(Data listing)

"""

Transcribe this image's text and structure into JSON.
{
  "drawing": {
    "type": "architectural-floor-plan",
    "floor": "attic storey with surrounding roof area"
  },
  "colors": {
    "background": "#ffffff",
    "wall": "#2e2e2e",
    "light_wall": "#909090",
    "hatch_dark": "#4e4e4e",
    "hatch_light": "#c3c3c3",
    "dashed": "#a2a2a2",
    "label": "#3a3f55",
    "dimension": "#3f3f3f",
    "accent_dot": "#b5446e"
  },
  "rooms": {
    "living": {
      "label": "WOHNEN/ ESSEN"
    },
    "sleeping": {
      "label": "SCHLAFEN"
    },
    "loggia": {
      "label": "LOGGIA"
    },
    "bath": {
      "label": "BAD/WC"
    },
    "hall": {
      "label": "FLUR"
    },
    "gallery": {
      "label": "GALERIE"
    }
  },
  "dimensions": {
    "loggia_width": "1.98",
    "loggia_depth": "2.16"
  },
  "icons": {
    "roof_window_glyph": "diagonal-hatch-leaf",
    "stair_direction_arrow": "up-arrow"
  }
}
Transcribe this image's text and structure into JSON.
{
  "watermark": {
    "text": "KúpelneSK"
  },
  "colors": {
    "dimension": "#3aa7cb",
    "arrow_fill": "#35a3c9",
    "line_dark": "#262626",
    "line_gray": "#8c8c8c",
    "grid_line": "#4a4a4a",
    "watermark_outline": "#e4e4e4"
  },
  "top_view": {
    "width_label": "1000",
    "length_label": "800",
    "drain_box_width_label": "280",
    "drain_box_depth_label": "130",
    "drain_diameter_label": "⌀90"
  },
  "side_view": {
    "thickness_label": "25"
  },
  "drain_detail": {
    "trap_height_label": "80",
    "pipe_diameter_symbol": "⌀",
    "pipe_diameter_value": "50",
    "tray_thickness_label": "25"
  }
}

"""

• [Prompt]:
Make an exact copy of the data above.

• [Reply to the exercise]:
Transcribe this image's text and structure into JSON.
{
  "drawing": {
    "type": "architectural-floor-plan",
    "floor": "attic storey with surrounding roof area"
  },
  "colors": {
    "background": "#ffffff",
    "wall": "#2e2e2e",
    "light_wall": "#909090",
    "hatch_dark": "#4e4e4e",
    "hatch_light": "#c3c3c3",
    "dashed": "#a2a2a2",
    "label": "#3a3f55",
    "dimension": "#3f3f3f",
    "accent_dot": "#b5446e"
  },
  "rooms": {
    "living": {
      "label": "WOHNEN/ ESSEN"
    },
    "sleeping": {
      "label": "SCHLAFEN"
    },
    "loggia": {
      "label": "LOGGIA"
    },
    "bath": {
      "label": "BAD/WC"
    },
    "hall": {
      "label": "FLUR"
    },
    "gallery": {
      "label": "GALERIE"
    }
  },
  "dimensions": {
    "loggia_width": "1.98",
    "loggia_depth": "2.16"
  },
  "icons": {
    "roof_window_glyph": "diagonal-hatch-leaf",
    "stair_direction_arrow": "up-arrow"
  }
}
Transcribe this image's text and structure into JSON.
{
  "watermark": {
    "text": "KúpelneSK"
  },
  "colors": {
    "dimension": "#3aa7cb",
    "arrow_fill": "#35a3c9",
    "line_dark": "#262626",
    "line_gray": "#8c8c8c",
    "grid_line": "#4a4a4a",
    "watermark_outline": "#e4e4e4"
  },
  "top_view": {
    "width_label": "1000",
    "length_label": "800",
    "drain_box_width_label": "280",
    "drain_box_depth_label": "130",
    "drain_diameter_label": "⌀90"
  },
  "side_view": {
    "thickness_label": "25"
  },
  "drain_detail": {
    "trap_height_label": "80",
    "pipe_diameter_symbol": "⌀",
    "pipe_diameter_value": "50",
    "tray_thickness_label": "25"
  }
}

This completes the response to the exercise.